• **Request**
Copy out the listing in full, exactly as written, but not its pictures.

• **Entries supplied**
--- Start ---

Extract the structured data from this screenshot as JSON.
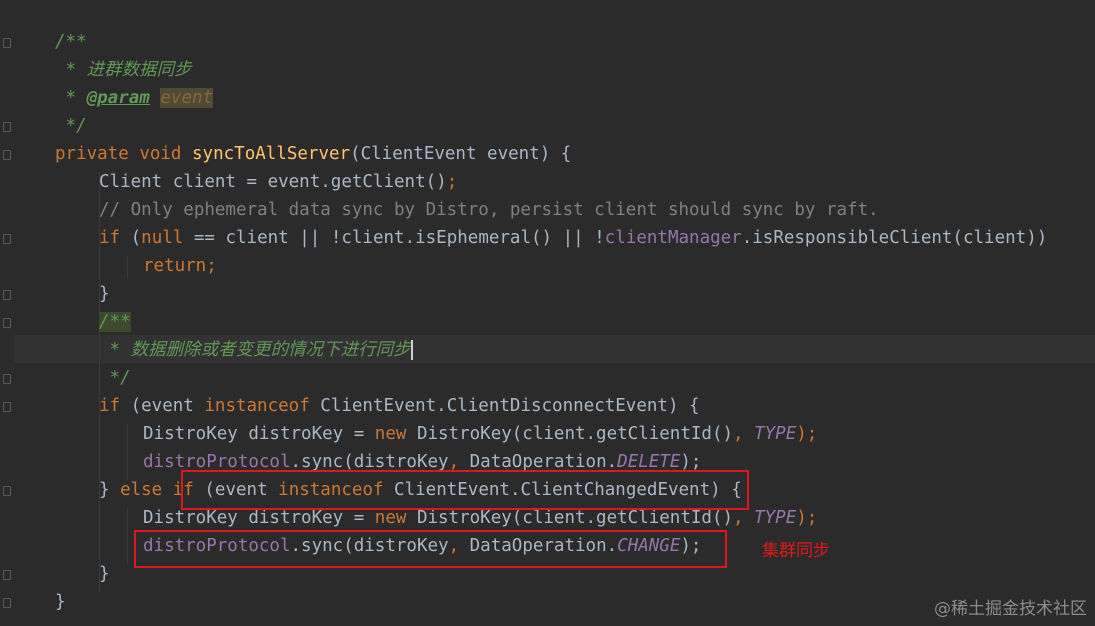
{
  "code": {
    "l1": "/**",
    "l2": " * 进群数据同步",
    "l3a": " * ",
    "l3_tag": "@param",
    "l3_sp": " ",
    "l3_val": "event",
    "l4": " */",
    "l5_kw1": "private",
    "l5_kw2": "void",
    "l5_fn": "syncToAllServer",
    "l5_rest": "(ClientEvent event) {",
    "l6_a": "Client client = event.getClient()",
    "l6_b": ";",
    "l7": "// Only ephemeral data sync by Distro, persist client should sync by raft.",
    "l8_if": "if",
    "l8_a": " (",
    "l8_null": "null",
    "l8_b": " == client || !client.isEphemeral() || !",
    "l8_field": "clientManager",
    "l8_c": ".isResponsibleClient(client))",
    "l9": "return;",
    "l10": "}",
    "l11": "/**",
    "l12": " * 数据删除或者变更的情况下进行同步",
    "l13": " */",
    "l14_if": "if",
    "l14_a": " (event ",
    "l14_inst": "instanceof",
    "l14_b": " ClientEvent.ClientDisconnectEvent) {",
    "l15_a": "DistroKey distroKey = ",
    "l15_new": "new",
    "l15_b": " DistroKey(client.getClientId()",
    "l15_comma": ",",
    "l15_type": " TYPE",
    "l15_semi": ");",
    "l16_field": "distroProtocol",
    "l16_a": ".sync(distroKey",
    "l16_comma": ",",
    "l16_b": " DataOperation.",
    "l16_const": "DELETE",
    "l16_c": ");",
    "l17_a": "} ",
    "l17_else": "else",
    "l17_sp": " ",
    "l17_if": "if",
    "l17_b": " (event ",
    "l17_inst": "instanceof",
    "l17_c": " ClientEvent.ClientChangedEvent) {",
    "l18_a": "DistroKey distroKey = ",
    "l18_new": "new",
    "l18_b": " DistroKey(client.getClientId()",
    "l18_comma": ",",
    "l18_type": " TYPE",
    "l18_semi": ");",
    "l19_field": "distroProtocol",
    "l19_a": ".sync(distroKey",
    "l19_comma": ",",
    "l19_b": " DataOperation.",
    "l19_const": "CHANGE",
    "l19_c": ");",
    "l20": "}",
    "l21": "}"
  },
  "annotation": "集群同步",
  "watermark": "@稀土掘金技术社区",
  "colors": {
    "background": "#2b2b2b",
    "keyword": "#cc7832",
    "method": "#ffc66d",
    "doc_comment": "#629755",
    "line_comment": "#808080",
    "field": "#9876aa",
    "default_text": "#a9b7c6",
    "highlight_box": "#e0181c"
  }
}
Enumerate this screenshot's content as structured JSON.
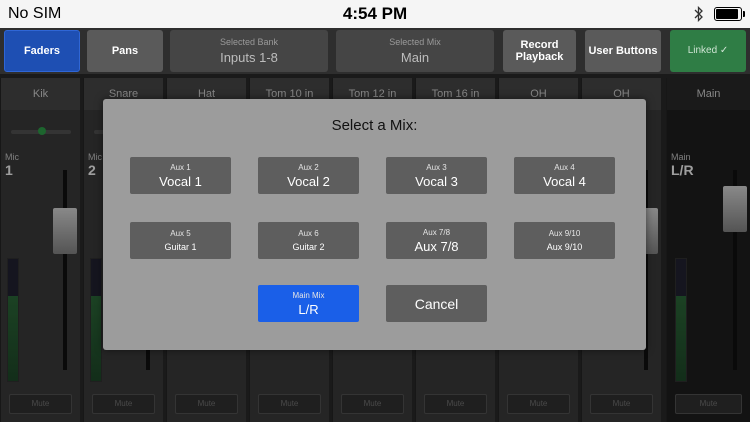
{
  "status_bar": {
    "carrier": "No SIM",
    "time": "4:54 PM"
  },
  "toolbar": {
    "faders_label": "Faders",
    "pans_label": "Pans",
    "selected_bank_title": "Selected Bank",
    "selected_bank_value": "Inputs 1-8",
    "selected_mix_title": "Selected Mix",
    "selected_mix_value": "Main",
    "record_label": "Record Playback",
    "user_buttons_label": "User Buttons",
    "linked_label": "Linked ✓"
  },
  "channels": [
    {
      "name": "Kik",
      "label": "Mic",
      "number": "1",
      "mute": "Mute"
    },
    {
      "name": "Snare",
      "label": "Mic",
      "number": "2",
      "mute": "Mute"
    },
    {
      "name": "Hat",
      "mute": "Mute"
    },
    {
      "name": "Tom 10 in",
      "mute": "Mute"
    },
    {
      "name": "Tom 12 in",
      "mute": "Mute"
    },
    {
      "name": "Tom 16 in",
      "mute": "Mute"
    },
    {
      "name": "OH",
      "mute": "Mute"
    },
    {
      "name": "OH",
      "mute": "Mute"
    }
  ],
  "main_channel": {
    "name": "Main",
    "label": "Main",
    "number": "L/R",
    "mute": "Mute"
  },
  "dialog": {
    "title": "Select a Mix:",
    "mixes": [
      {
        "label": "Aux 1",
        "name": "Vocal 1"
      },
      {
        "label": "Aux 2",
        "name": "Vocal 2"
      },
      {
        "label": "Aux 3",
        "name": "Vocal 3"
      },
      {
        "label": "Aux 4",
        "name": "Vocal 4"
      },
      {
        "label": "Aux 5",
        "name": "Guitar 1"
      },
      {
        "label": "Aux 6",
        "name": "Guitar 2"
      },
      {
        "label": "Aux 7/8",
        "name": "Aux 7/8"
      },
      {
        "label": "Aux 9/10",
        "name": "Aux 9/10"
      }
    ],
    "main_mix": {
      "label": "Main Mix",
      "name": "L/R"
    },
    "cancel_label": "Cancel"
  },
  "colors": {
    "selected_blue": "#1a5fe8",
    "linked_green": "#2f7d45",
    "faders_blue": "#1e4fb3"
  }
}
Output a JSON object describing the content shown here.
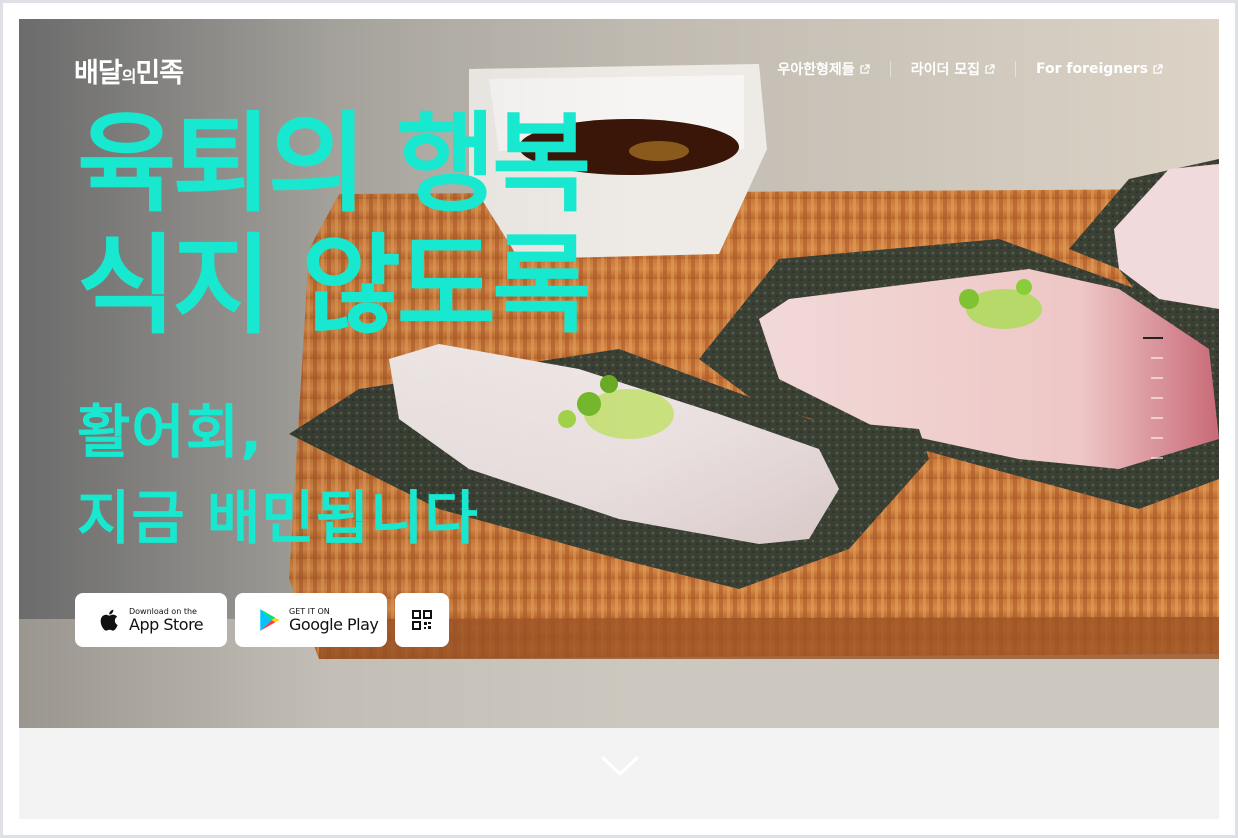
{
  "brand": {
    "logo_text_1": "배달",
    "logo_text_small": "의",
    "logo_text_2": "민족"
  },
  "nav": {
    "items": [
      {
        "label": "우아한형제들"
      },
      {
        "label": "라이더 모집"
      },
      {
        "label": "For foreigners"
      }
    ]
  },
  "hero": {
    "headline_line1": "육퇴의 행복",
    "headline_line2": "식지 않도록",
    "sub_line1": "활어회,",
    "sub_line2": "지금 배민됩니다",
    "accent_color": "#17e8cf"
  },
  "store_buttons": {
    "apple": {
      "small": "Download on the",
      "big": "App Store"
    },
    "google": {
      "small": "GET IT ON",
      "big": "Google Play"
    },
    "qr_icon": "qr-code-icon"
  },
  "pager": {
    "count": 7,
    "active_index": 0
  },
  "scroll_hint_icon": "chevron-down-icon"
}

--- End ---

• **Output of the exercise**
Extract the structured data from this screenshot as JSON.
{
  "code": {
    "l1": "/**",
    "l2": " * 进群数据同步",
    "l3a": " * ",
    "l3_tag": "@param",
    "l3_sp": " ",
    "l3_val": "event",
    "l4": " */",
    "l5_kw1": "private",
    "l5_kw2": "void",
    "l5_fn": "syncToAllServer",
    "l5_rest": "(ClientEvent event) {",
    "l6_a": "Client client = event.getClient()",
    "l6_b": ";",
    "l7": "// Only ephemeral data sync by Distro, persist client should sync by raft.",
    "l8_if": "if",
    "l8_a": " (",
    "l8_null": "null",
    "l8_b": " == client || !client.isEphemeral() || !",
    "l8_field": "clientManager",
    "l8_c": ".isResponsibleClient(client))",
    "l9": "return;",
    "l10": "}",
    "l11": "/**",
    "l12": " * 数据删除或者变更的情况下进行同步",
    "l13": " */",
    "l14_if": "if",
    "l14_a": " (event ",
    "l14_inst": "instanceof",
    "l14_b": " ClientEvent.ClientDisconnectEvent) {",
    "l15_a": "DistroKey distroKey = ",
    "l15_new": "new",
    "l15_b": " DistroKey(client.getClientId()",
    "l15_comma": ",",
    "l15_type": " TYPE",
    "l15_semi": ");",
    "l16_field": "distroProtocol",
    "l16_a": ".sync(distroKey",
    "l16_comma": ",",
    "l16_b": " DataOperation.",
    "l16_const": "DELETE",
    "l16_c": ");",
    "l17_a": "} ",
    "l17_else": "else",
    "l17_sp": " ",
    "l17_if": "if",
    "l17_b": " (event ",
    "l17_inst": "instanceof",
    "l17_c": " ClientEvent.ClientChangedEvent) {",
    "l18_a": "DistroKey distroKey = ",
    "l18_new": "new",
    "l18_b": " DistroKey(client.getClientId()",
    "l18_comma": ",",
    "l18_type": " TYPE",
    "l18_semi": ");",
    "l19_field": "distroProtocol",
    "l19_a": ".sync(distroKey",
    "l19_comma": ",",
    "l19_b": " DataOperation.",
    "l19_const": "CHANGE",
    "l19_c": ");",
    "l20": "}",
    "l21": "}"
  },
  "annotation": "集群同步",
  "watermark": "@稀土掘金技术社区",
  "colors": {
    "background": "#2b2b2b",
    "keyword": "#cc7832",
    "method": "#ffc66d",
    "doc_comment": "#629755",
    "line_comment": "#808080",
    "field": "#9876aa",
    "default_text": "#a9b7c6",
    "highlight_box": "#e0181c"
  }
}
Enumerate this screenshot's content as structured JSON.
{
  "status_bar": {
    "carrier": "No SIM",
    "time": "4:54 PM"
  },
  "toolbar": {
    "faders_label": "Faders",
    "pans_label": "Pans",
    "selected_bank_title": "Selected Bank",
    "selected_bank_value": "Inputs 1-8",
    "selected_mix_title": "Selected Mix",
    "selected_mix_value": "Main",
    "record_label": "Record Playback",
    "user_buttons_label": "User Buttons",
    "linked_label": "Linked ✓"
  },
  "channels": [
    {
      "name": "Kik",
      "label": "Mic",
      "number": "1",
      "mute": "Mute"
    },
    {
      "name": "Snare",
      "label": "Mic",
      "number": "2",
      "mute": "Mute"
    },
    {
      "name": "Hat",
      "mute": "Mute"
    },
    {
      "name": "Tom 10 in",
      "mute": "Mute"
    },
    {
      "name": "Tom 12 in",
      "mute": "Mute"
    },
    {
      "name": "Tom 16 in",
      "mute": "Mute"
    },
    {
      "name": "OH",
      "mute": "Mute"
    },
    {
      "name": "OH",
      "mute": "Mute"
    }
  ],
  "main_channel": {
    "name": "Main",
    "label": "Main",
    "number": "L/R",
    "mute": "Mute"
  },
  "dialog": {
    "title": "Select a Mix:",
    "mixes": [
      {
        "label": "Aux 1",
        "name": "Vocal 1"
      },
      {
        "label": "Aux 2",
        "name": "Vocal 2"
      },
      {
        "label": "Aux 3",
        "name": "Vocal 3"
      },
      {
        "label": "Aux 4",
        "name": "Vocal 4"
      },
      {
        "label": "Aux 5",
        "name": "Guitar 1"
      },
      {
        "label": "Aux 6",
        "name": "Guitar 2"
      },
      {
        "label": "Aux 7/8",
        "name": "Aux 7/8"
      },
      {
        "label": "Aux 9/10",
        "name": "Aux 9/10"
      }
    ],
    "main_mix": {
      "label": "Main Mix",
      "name": "L/R"
    },
    "cancel_label": "Cancel"
  },
  "colors": {
    "selected_blue": "#1a5fe8",
    "linked_green": "#2f7d45",
    "faders_blue": "#1e4fb3"
  }
}
Output a JSON object describing the content shown here.
{
  "brand": {
    "logo_text_1": "배달",
    "logo_text_small": "의",
    "logo_text_2": "민족"
  },
  "nav": {
    "items": [
      {
        "label": "우아한형제들"
      },
      {
        "label": "라이더 모집"
      },
      {
        "label": "For foreigners"
      }
    ]
  },
  "hero": {
    "headline_line1": "육퇴의 행복",
    "headline_line2": "식지 않도록",
    "sub_line1": "활어회,",
    "sub_line2": "지금 배민됩니다",
    "accent_color": "#17e8cf"
  },
  "store_buttons": {
    "apple": {
      "small": "Download on the",
      "big": "App Store"
    },
    "google": {
      "small": "GET IT ON",
      "big": "Google Play"
    },
    "qr_icon": "qr-code-icon"
  },
  "pager": {
    "count": 7,
    "active_index": 0
  },
  "scroll_hint_icon": "chevron-down-icon"
}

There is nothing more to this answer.